Pick up the paleontology blog text after its last sentence and keep writing it.

• [DOCUMENT EXTRACT]
_____
Paläontologische Zeitschrift, now published by Springer, is offering open access for the month of November only.

The New Mexico Museum of New Mexico and Science is also offering free PDFs of many of its published bulletins. Obviously there are lots of free Triassic PDFs here but the one that I highly recommend is Bulletin #4 (Long and Murry, 1995 - Late Triassic Carnian and Norian Tetrapods from the Southwestern United States). Although becoming dated it is still one of the quintessential references for anyone interested in Late Triassic vertebrates of the American southwest (and one of the most cited Triassic references ever). This has been out of print for awhile and those who have copies know that they were poorly bound and thus most existing copies are in tatters. Here is your chance to get the volume in its entirety.'ll have to turn off your pop-up blocker to get the bulletin.

Tyrannosauroid from the Bathonian (Middle Jurassic) of England

Important new Jurassic paper for those of you not subscribed to the VRTPALEO listserve...
_____
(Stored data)

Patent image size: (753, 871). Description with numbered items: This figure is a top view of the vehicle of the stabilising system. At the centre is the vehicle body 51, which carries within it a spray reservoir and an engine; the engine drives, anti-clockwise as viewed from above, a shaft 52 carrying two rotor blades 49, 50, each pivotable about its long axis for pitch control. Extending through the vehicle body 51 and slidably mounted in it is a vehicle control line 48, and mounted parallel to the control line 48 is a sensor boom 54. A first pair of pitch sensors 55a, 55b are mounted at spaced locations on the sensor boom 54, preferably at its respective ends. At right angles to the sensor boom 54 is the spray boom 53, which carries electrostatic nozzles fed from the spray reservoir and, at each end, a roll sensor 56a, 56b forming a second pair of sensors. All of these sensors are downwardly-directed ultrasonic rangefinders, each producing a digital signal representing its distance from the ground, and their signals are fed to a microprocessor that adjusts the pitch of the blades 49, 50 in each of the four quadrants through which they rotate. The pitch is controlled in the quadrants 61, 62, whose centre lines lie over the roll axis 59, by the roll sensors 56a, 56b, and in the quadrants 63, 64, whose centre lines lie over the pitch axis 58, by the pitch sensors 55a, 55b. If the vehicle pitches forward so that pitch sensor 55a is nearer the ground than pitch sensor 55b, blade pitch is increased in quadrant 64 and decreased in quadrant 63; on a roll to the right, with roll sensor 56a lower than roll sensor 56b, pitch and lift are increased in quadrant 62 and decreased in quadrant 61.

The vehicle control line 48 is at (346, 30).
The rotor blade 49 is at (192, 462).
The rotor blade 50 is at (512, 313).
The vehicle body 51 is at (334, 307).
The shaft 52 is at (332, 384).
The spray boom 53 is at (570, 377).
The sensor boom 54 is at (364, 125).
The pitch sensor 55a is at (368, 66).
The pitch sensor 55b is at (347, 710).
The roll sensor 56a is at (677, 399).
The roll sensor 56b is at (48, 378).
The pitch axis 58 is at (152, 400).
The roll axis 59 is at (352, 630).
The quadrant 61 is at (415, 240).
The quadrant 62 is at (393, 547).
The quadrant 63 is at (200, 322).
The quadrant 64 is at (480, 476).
_____
• [RESULT]
RAUHUT, O.W.M., A.C. MILNER, and S. MOORE-FAY. 2009. Cranial osteology and phylogenetic position of the theropod dinosaur Proceratosaurus bradleyi(Woodward, 1910) from the Middle Jurassic of England. Zoological Journal of the Linnean Society Early View doi: 10.1111/j.1096-3642.2009.00591.x


The cranial osteology of the small theropod dinosaur Proceratosaurus from the Bathonian of Minchinhampton, England, is described in detail, based on new preparation and computed tomography (CT) scan images of the type, and only known, specimen. Proceratosaurus is an unusual theropod with markedly enlarged external nares and a cranial crest starting at the premaxillary-nasal junction. The skull is highly pneumatic, with pneumatized nasals, jugals, and maxillae, as well as a highly pneumatic braincase, featuring basisphenoid, anterior tympanic, basipterygoid, and carotid recesses. The dentition is unusual, with small premaxillary teeth and much larger lateral teeth, with a pronounced size difference of the serrations between the mesial and distal carina. The first dentary tooth is somewhat procumbent and flexed anteriorly. Phylogenetic analysis places Proceratosaurus in the Tyrannosauroidea, in a monophyletic clade Proceratosauridae, together with the Oxfordian Chinese taxon Guanlong. The Bathonian age of Proceratosaurus extends the origin of all clades of basal coelurosaurs back into the Middle Jurassic, and provides evidence for an early, Laurasia-wide, dispersal of the Tyrannosauroidea during the late Middle to Late Jurassic.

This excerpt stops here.